## [Objective]
Scan the data below for the string "Mittel". Copy every line where it appears.

Stored items

----

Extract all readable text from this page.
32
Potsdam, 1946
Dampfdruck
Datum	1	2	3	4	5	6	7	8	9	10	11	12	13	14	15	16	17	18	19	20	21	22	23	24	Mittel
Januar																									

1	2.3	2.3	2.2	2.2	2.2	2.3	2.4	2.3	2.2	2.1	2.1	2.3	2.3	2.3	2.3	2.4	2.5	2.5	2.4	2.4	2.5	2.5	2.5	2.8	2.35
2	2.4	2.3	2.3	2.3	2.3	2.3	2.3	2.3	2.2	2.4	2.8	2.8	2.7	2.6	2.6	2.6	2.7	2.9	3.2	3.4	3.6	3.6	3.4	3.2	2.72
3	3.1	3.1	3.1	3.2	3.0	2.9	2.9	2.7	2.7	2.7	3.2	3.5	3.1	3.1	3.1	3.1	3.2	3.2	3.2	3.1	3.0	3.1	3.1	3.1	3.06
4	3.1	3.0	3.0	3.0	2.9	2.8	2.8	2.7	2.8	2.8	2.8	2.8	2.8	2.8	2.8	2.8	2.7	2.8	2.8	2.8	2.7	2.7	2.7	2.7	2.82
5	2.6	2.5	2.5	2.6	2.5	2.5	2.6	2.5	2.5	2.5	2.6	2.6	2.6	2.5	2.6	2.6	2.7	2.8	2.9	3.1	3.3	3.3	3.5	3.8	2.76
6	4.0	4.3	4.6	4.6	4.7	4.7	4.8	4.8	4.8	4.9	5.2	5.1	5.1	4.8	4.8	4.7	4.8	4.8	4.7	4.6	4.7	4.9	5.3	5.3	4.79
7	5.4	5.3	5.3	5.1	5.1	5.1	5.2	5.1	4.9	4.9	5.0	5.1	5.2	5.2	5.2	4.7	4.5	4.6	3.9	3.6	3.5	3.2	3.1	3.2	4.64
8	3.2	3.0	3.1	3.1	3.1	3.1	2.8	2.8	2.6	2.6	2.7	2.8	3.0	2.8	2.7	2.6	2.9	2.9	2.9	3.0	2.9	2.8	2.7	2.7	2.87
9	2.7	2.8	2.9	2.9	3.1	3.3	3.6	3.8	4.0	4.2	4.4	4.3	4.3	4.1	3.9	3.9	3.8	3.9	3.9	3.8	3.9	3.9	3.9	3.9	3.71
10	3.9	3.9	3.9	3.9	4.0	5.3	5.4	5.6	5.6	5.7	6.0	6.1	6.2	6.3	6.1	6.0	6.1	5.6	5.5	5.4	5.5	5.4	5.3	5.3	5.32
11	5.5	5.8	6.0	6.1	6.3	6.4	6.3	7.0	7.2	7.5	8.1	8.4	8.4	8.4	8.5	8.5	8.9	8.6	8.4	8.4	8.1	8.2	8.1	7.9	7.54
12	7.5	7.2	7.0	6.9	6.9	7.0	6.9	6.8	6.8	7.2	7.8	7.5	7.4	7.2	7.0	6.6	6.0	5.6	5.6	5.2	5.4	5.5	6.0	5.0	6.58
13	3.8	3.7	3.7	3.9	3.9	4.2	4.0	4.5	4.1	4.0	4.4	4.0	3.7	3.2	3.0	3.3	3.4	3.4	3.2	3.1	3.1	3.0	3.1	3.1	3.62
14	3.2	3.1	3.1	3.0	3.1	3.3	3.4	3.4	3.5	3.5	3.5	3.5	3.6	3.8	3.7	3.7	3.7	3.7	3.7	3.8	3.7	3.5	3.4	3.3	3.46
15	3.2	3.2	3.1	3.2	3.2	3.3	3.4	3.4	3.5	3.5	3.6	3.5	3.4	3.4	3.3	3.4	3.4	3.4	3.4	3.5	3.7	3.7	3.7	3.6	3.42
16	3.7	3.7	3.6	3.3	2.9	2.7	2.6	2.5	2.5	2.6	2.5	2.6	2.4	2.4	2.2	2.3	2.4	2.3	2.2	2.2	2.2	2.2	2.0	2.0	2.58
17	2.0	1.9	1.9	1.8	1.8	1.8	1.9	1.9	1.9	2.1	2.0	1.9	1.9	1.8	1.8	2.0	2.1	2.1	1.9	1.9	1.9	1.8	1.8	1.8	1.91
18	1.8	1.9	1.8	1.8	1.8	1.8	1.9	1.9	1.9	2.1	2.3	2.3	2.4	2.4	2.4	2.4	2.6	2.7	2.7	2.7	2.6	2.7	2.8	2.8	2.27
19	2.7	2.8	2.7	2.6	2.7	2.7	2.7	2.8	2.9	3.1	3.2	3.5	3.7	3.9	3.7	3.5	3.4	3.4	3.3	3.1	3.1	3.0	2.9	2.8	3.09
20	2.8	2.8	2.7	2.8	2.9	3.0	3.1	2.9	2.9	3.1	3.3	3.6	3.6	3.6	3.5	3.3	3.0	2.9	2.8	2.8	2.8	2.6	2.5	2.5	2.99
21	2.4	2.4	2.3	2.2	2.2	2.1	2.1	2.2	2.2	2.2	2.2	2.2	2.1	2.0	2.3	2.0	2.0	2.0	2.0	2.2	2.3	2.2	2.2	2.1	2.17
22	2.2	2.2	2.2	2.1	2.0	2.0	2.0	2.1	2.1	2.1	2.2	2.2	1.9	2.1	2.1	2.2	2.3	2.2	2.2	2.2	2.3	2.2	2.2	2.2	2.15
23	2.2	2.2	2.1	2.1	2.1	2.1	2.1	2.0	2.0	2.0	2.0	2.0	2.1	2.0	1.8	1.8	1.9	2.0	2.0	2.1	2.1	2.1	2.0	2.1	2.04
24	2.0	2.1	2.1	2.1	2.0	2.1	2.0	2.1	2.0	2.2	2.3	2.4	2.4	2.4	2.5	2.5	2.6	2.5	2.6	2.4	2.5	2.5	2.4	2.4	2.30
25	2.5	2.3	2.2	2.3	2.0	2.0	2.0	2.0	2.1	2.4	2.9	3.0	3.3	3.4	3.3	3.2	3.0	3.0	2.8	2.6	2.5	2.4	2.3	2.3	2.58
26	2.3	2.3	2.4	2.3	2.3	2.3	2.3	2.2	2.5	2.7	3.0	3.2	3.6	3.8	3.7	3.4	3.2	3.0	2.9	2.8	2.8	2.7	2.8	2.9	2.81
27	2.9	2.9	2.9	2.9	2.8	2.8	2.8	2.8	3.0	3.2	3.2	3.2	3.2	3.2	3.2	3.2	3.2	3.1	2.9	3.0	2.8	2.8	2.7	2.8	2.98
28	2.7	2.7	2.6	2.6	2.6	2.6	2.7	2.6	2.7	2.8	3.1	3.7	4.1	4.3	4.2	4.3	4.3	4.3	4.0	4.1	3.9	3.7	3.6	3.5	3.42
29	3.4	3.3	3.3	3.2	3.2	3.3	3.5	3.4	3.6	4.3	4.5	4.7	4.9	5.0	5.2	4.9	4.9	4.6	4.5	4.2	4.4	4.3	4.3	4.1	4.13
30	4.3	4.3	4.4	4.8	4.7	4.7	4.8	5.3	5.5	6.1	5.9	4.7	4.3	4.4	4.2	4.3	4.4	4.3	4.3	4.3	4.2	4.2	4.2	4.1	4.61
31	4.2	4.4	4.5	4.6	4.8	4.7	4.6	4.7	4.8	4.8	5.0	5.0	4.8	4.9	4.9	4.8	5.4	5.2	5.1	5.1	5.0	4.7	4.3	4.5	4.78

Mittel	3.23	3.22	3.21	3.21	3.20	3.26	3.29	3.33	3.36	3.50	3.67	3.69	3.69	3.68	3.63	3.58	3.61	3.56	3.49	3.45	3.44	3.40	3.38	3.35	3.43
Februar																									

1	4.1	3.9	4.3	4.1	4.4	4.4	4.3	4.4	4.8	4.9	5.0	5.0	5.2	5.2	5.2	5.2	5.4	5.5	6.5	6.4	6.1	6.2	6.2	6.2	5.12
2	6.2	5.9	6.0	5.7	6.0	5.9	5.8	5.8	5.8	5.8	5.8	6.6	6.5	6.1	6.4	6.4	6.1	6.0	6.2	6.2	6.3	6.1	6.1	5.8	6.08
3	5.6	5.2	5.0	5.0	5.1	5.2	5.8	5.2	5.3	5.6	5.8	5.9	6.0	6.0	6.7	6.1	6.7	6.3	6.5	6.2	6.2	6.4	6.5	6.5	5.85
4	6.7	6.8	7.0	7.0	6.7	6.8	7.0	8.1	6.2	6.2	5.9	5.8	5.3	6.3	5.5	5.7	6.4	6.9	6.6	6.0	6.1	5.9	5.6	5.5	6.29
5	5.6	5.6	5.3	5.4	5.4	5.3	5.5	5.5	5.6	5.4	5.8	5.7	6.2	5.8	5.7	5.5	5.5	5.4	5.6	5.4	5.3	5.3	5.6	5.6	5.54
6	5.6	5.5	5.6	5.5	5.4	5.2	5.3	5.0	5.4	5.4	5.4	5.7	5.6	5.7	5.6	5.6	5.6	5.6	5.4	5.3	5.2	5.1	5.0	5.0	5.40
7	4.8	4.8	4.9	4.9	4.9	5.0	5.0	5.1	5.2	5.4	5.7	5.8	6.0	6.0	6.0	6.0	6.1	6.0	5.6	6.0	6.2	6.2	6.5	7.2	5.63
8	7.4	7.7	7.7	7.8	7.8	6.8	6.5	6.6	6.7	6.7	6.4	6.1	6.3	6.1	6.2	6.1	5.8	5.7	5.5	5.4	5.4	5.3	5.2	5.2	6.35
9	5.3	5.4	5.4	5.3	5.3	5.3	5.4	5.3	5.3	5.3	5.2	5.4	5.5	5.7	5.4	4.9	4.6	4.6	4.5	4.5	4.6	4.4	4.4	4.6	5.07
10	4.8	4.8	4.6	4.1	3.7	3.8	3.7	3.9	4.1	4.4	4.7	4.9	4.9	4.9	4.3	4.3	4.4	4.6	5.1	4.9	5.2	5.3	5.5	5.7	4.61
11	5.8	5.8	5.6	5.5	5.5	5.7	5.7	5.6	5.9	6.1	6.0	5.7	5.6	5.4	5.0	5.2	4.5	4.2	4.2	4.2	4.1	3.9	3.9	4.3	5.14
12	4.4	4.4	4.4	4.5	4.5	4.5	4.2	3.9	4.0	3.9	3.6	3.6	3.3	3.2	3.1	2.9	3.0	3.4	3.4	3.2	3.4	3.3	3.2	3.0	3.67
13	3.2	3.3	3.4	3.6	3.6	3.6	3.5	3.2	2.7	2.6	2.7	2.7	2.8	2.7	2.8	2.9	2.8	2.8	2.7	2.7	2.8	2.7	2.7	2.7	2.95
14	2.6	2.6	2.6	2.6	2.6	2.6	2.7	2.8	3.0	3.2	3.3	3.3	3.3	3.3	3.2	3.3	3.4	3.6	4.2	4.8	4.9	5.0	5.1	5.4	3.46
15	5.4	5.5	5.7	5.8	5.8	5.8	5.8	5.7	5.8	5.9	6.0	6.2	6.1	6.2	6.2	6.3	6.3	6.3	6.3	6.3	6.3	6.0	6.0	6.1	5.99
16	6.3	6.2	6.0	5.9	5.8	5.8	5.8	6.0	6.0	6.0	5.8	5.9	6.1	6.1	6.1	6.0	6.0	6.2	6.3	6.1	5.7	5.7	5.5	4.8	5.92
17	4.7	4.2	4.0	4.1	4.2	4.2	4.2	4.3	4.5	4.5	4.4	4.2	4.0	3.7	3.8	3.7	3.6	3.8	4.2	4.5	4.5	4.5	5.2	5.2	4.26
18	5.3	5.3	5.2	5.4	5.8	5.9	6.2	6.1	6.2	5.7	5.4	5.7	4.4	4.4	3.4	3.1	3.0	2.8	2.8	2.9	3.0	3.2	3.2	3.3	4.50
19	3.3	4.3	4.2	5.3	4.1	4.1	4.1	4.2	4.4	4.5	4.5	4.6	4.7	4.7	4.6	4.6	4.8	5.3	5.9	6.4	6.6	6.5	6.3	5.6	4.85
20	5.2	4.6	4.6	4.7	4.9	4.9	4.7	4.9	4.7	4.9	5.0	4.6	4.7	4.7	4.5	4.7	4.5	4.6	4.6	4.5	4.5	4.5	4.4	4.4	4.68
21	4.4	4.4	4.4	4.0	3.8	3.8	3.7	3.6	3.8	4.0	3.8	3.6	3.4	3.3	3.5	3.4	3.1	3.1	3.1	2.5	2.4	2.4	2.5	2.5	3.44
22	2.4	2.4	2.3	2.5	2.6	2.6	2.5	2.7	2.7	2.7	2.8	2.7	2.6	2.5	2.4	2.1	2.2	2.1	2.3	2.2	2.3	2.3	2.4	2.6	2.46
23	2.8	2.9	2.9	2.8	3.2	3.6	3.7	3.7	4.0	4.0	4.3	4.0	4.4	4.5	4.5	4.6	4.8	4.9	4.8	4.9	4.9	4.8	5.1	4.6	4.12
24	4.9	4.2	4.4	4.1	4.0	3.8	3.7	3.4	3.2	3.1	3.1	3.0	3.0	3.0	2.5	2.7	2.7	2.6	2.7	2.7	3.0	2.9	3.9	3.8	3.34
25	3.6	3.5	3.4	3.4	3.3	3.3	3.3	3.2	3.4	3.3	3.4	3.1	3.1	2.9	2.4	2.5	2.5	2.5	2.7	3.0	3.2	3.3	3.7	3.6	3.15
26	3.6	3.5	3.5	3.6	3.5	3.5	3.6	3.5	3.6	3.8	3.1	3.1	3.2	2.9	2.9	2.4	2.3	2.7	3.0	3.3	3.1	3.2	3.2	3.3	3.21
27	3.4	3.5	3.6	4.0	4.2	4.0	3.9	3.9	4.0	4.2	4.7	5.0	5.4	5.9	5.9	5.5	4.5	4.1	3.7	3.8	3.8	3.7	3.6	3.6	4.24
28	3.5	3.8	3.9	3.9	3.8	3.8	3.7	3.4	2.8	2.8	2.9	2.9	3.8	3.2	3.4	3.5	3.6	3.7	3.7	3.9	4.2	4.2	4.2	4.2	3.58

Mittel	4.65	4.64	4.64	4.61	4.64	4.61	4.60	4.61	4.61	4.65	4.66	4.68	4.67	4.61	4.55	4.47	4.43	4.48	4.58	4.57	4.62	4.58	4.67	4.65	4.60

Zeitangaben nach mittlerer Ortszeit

----

## [Result of the task]
Datum	1	2	3	4	5	6	7	8	9	10	11	12	13	14	15	16	17	18	19	20	21	22	23	24	Mittel
Mittel	3.23	3.22	3.21	3.21	3.20	3.26	3.29	3.33	3.36	3.50	3.67	3.69	3.69	3.68	3.63	3.58	3.61	3.56	3.49	3.45	3.44	3.40	3.38	3.35	3.43
Mittel	4.65	4.64	4.64	4.61	4.64	4.61	4.60	4.61	4.61	4.65	4.66	4.68	4.67	4.61	4.55	4.47	4.43	4.48	4.58	4.57	4.62	4.58	4.67	4.65	4.60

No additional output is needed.